Given task: Retype the records below word for word and omit any image.

Entries provided:
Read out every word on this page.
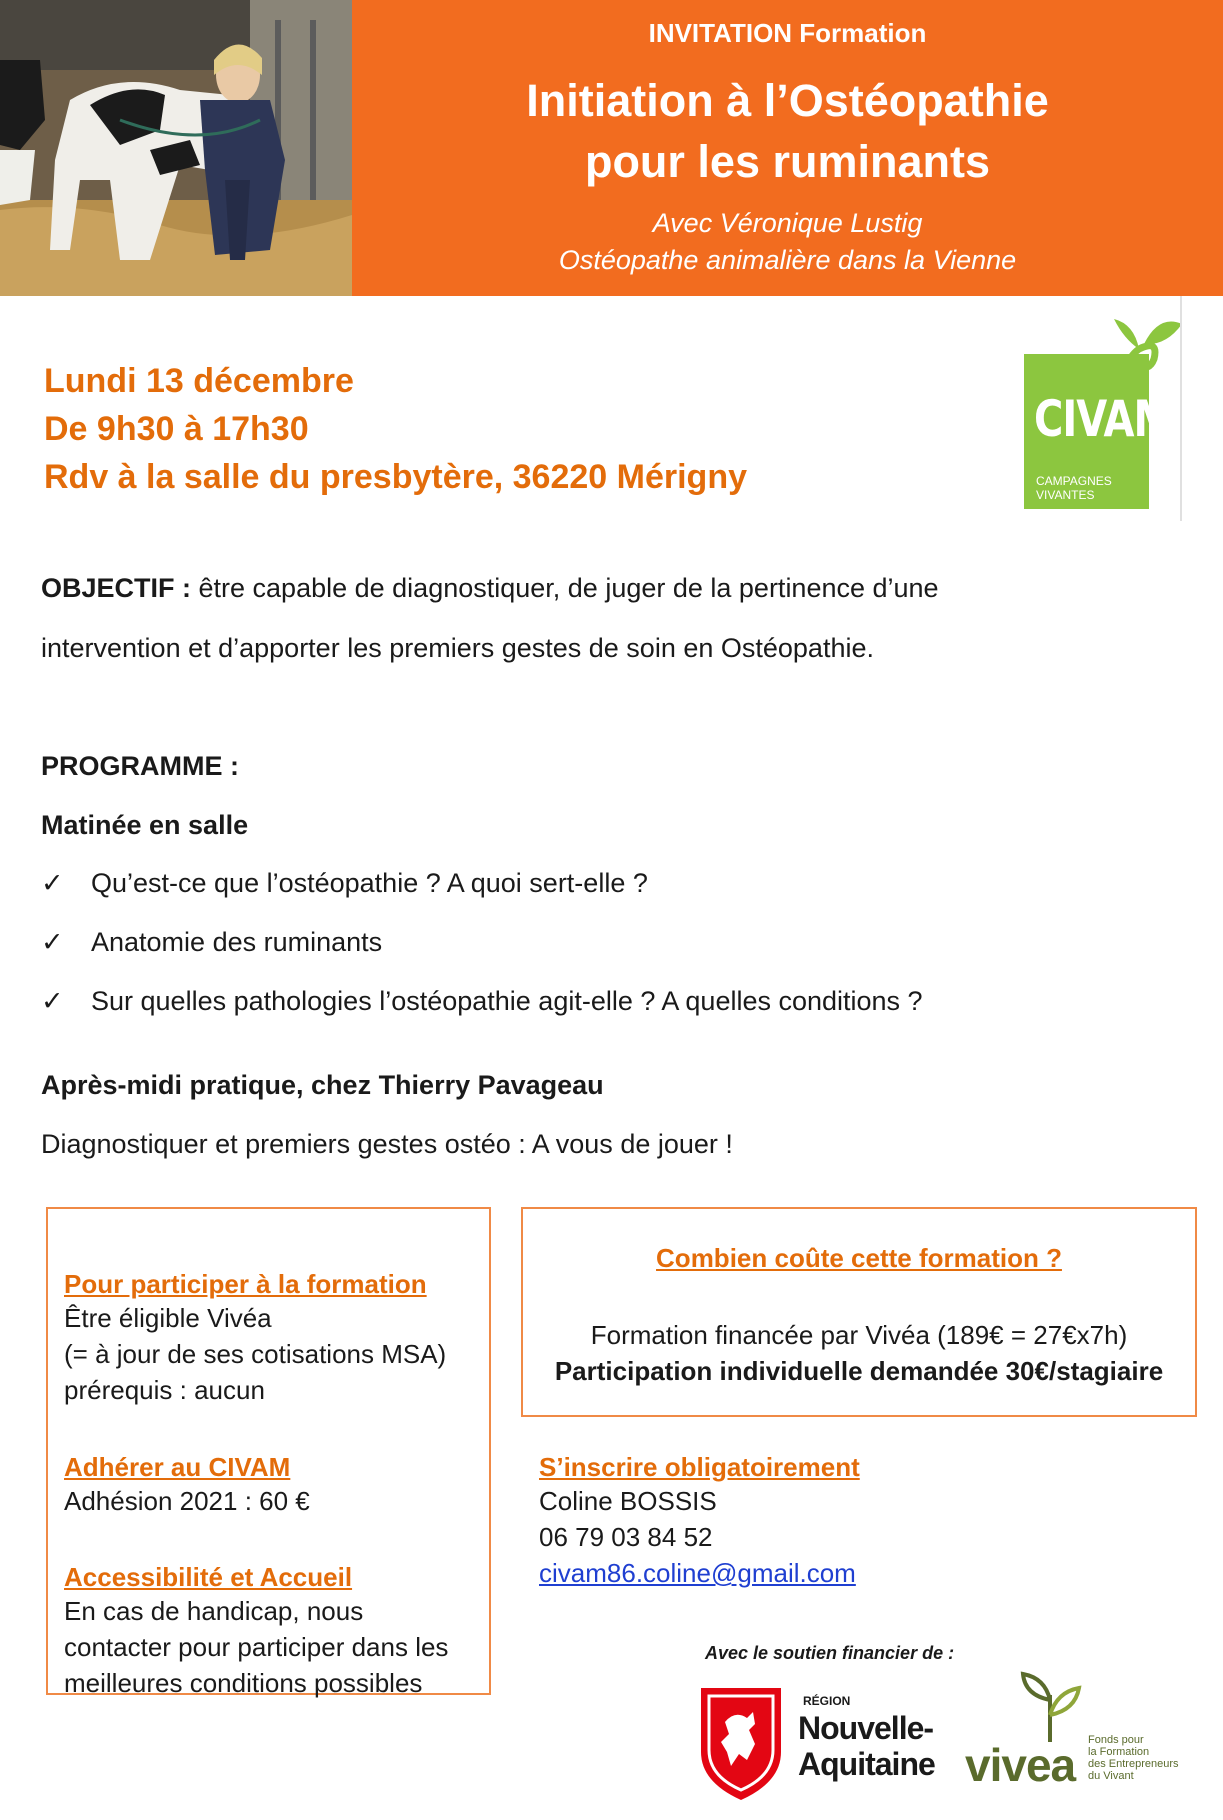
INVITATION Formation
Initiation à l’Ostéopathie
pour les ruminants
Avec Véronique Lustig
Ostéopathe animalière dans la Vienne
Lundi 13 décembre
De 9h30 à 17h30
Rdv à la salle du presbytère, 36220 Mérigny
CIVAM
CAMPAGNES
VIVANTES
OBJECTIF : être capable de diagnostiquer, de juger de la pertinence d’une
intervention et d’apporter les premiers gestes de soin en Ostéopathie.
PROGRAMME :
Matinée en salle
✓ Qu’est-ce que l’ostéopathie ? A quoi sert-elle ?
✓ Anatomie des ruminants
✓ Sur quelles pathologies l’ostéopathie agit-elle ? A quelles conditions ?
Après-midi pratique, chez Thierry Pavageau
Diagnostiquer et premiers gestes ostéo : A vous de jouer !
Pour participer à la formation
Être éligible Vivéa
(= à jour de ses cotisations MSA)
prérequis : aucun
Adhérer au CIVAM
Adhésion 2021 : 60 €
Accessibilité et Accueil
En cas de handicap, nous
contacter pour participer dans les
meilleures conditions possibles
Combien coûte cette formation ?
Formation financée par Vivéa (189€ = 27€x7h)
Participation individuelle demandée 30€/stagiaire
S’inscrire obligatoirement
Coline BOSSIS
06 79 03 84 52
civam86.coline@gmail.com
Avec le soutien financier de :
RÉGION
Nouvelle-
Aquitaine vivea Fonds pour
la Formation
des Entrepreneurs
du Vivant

The completed task:
Read out every word on this page.
INVITATION Formation
Initiation à l’Ostéopathie
pour les ruminants
Avec Véronique Lustig
Ostéopathe animalière dans la Vienne
Lundi 13 décembre
De 9h30 à 17h30
Rdv à la salle du presbytère, 36220 Mérigny
CIVAM
CAMPAGNES
VIVANTES
OBJECTIF : être capable de diagnostiquer, de juger de la pertinence d’une
intervention et d’apporter les premiers gestes de soin en Ostéopathie.
PROGRAMME :
Matinée en salle
✓ Qu’est-ce que l’ostéopathie ? A quoi sert-elle ?
✓ Anatomie des ruminants
✓ Sur quelles pathologies l’ostéopathie agit-elle ? A quelles conditions ?
Après-midi pratique, chez Thierry Pavageau
Diagnostiquer et premiers gestes ostéo : A vous de jouer !
Pour participer à la formation
Être éligible Vivéa
(= à jour de ses cotisations MSA)
prérequis : aucun
Adhérer au CIVAM
Adhésion 2021 : 60 €
Accessibilité et Accueil
En cas de handicap, nous
contacter pour participer dans les
meilleures conditions possibles
Combien coûte cette formation ?
Formation financée par Vivéa (189€ = 27€x7h)
Participation individuelle demandée 30€/stagiaire
S’inscrire obligatoirement
Coline BOSSIS
06 79 03 84 52
civam86.coline@gmail.com
Avec le soutien financier de :
RÉGION
Nouvelle-
Aquitaine vivea Fonds pour
la Formation
des Entrepreneurs
du Vivant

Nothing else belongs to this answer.